Required task — Write out the data below in full, unchanged, minus the images.

--- Start ---

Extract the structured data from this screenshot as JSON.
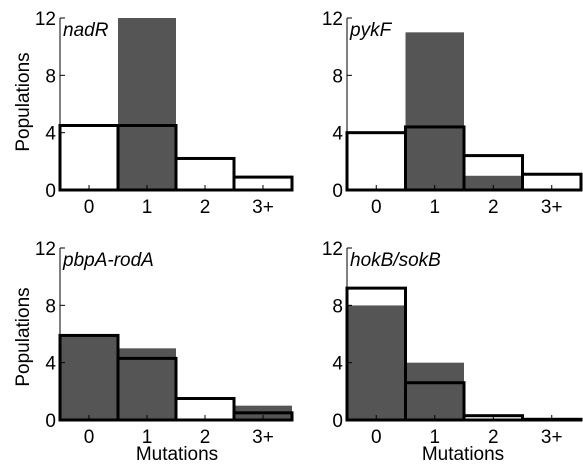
{
  "figure": {
    "y_axis_label": "Populations",
    "x_axis_label": "Mutations",
    "colors": {
      "observed_fill": "#555555",
      "expected_outline": "#000000",
      "expected_fill": "#ffffff"
    }
  },
  "chart_data": [
    {
      "type": "bar",
      "title": "nadR",
      "categories": [
        "0",
        "1",
        "2",
        "3+"
      ],
      "ylim": [
        0,
        12
      ],
      "yticks": [
        "0",
        "4",
        "8",
        "12"
      ],
      "ylabel": "Populations",
      "xlabel": "",
      "series": [
        {
          "kind": "filled",
          "values": [
            0,
            12,
            0,
            0
          ]
        },
        {
          "kind": "outline",
          "values": [
            4.5,
            4.5,
            2.2,
            0.9
          ]
        }
      ]
    },
    {
      "type": "bar",
      "title": "pykF",
      "categories": [
        "0",
        "1",
        "2",
        "3+"
      ],
      "ylim": [
        0,
        12
      ],
      "yticks": [
        "0",
        "4",
        "8",
        "12"
      ],
      "ylabel": "",
      "xlabel": "",
      "series": [
        {
          "kind": "filled",
          "values": [
            0,
            11,
            1,
            0
          ]
        },
        {
          "kind": "outline",
          "values": [
            4.0,
            4.4,
            2.4,
            1.1
          ]
        }
      ]
    },
    {
      "type": "bar",
      "title": "pbpA-rodA",
      "categories": [
        "0",
        "1",
        "2",
        "3+"
      ],
      "ylim": [
        0,
        12
      ],
      "yticks": [
        "0",
        "4",
        "8",
        "12"
      ],
      "ylabel": "Populations",
      "xlabel": "Mutations",
      "series": [
        {
          "kind": "filled",
          "values": [
            6,
            5,
            0,
            1
          ]
        },
        {
          "kind": "outline",
          "values": [
            5.9,
            4.3,
            1.5,
            0.5
          ]
        }
      ]
    },
    {
      "type": "bar",
      "title": "hokB/sokB",
      "categories": [
        "0",
        "1",
        "2",
        "3+"
      ],
      "ylim": [
        0,
        12
      ],
      "yticks": [
        "0",
        "4",
        "8",
        "12"
      ],
      "ylabel": "",
      "xlabel": "Mutations",
      "series": [
        {
          "kind": "filled",
          "values": [
            8,
            4,
            0,
            0
          ]
        },
        {
          "kind": "outline",
          "values": [
            9.2,
            2.6,
            0.3,
            0.05
          ]
        }
      ]
    }
  ]
}
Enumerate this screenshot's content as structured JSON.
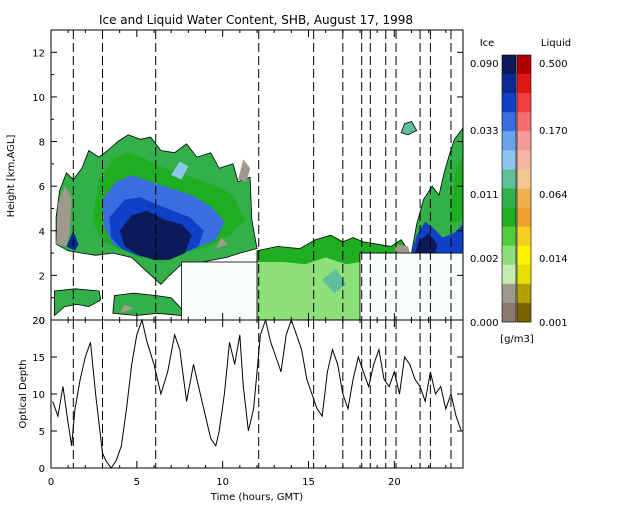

--- End ---

Response —
Extract the structured data from this screenshot as JSON.
{
  "figure": {
    "y_axis_label": "Populations",
    "x_axis_label": "Mutations",
    "colors": {
      "observed_fill": "#555555",
      "expected_outline": "#000000",
      "expected_fill": "#ffffff"
    }
  },
  "chart_data": [
    {
      "type": "bar",
      "title": "nadR",
      "categories": [
        "0",
        "1",
        "2",
        "3+"
      ],
      "ylim": [
        0,
        12
      ],
      "yticks": [
        "0",
        "4",
        "8",
        "12"
      ],
      "ylabel": "Populations",
      "xlabel": "",
      "series": [
        {
          "kind": "filled",
          "values": [
            0,
            12,
            0,
            0
          ]
        },
        {
          "kind": "outline",
          "values": [
            4.5,
            4.5,
            2.2,
            0.9
          ]
        }
      ]
    },
    {
      "type": "bar",
      "title": "pykF",
      "categories": [
        "0",
        "1",
        "2",
        "3+"
      ],
      "ylim": [
        0,
        12
      ],
      "yticks": [
        "0",
        "4",
        "8",
        "12"
      ],
      "ylabel": "",
      "xlabel": "",
      "series": [
        {
          "kind": "filled",
          "values": [
            0,
            11,
            1,
            0
          ]
        },
        {
          "kind": "outline",
          "values": [
            4.0,
            4.4,
            2.4,
            1.1
          ]
        }
      ]
    },
    {
      "type": "bar",
      "title": "pbpA-rodA",
      "categories": [
        "0",
        "1",
        "2",
        "3+"
      ],
      "ylim": [
        0,
        12
      ],
      "yticks": [
        "0",
        "4",
        "8",
        "12"
      ],
      "ylabel": "Populations",
      "xlabel": "Mutations",
      "series": [
        {
          "kind": "filled",
          "values": [
            6,
            5,
            0,
            1
          ]
        },
        {
          "kind": "outline",
          "values": [
            5.9,
            4.3,
            1.5,
            0.5
          ]
        }
      ]
    },
    {
      "type": "bar",
      "title": "hokB/sokB",
      "categories": [
        "0",
        "1",
        "2",
        "3+"
      ],
      "ylim": [
        0,
        12
      ],
      "yticks": [
        "0",
        "4",
        "8",
        "12"
      ],
      "ylabel": "",
      "xlabel": "Mutations",
      "series": [
        {
          "kind": "filled",
          "values": [
            8,
            4,
            0,
            0
          ]
        },
        {
          "kind": "outline",
          "values": [
            9.2,
            2.6,
            0.3,
            0.05
          ]
        }
      ]
    }
  ]
}
Enumerate this screenshot's content as structured JSON.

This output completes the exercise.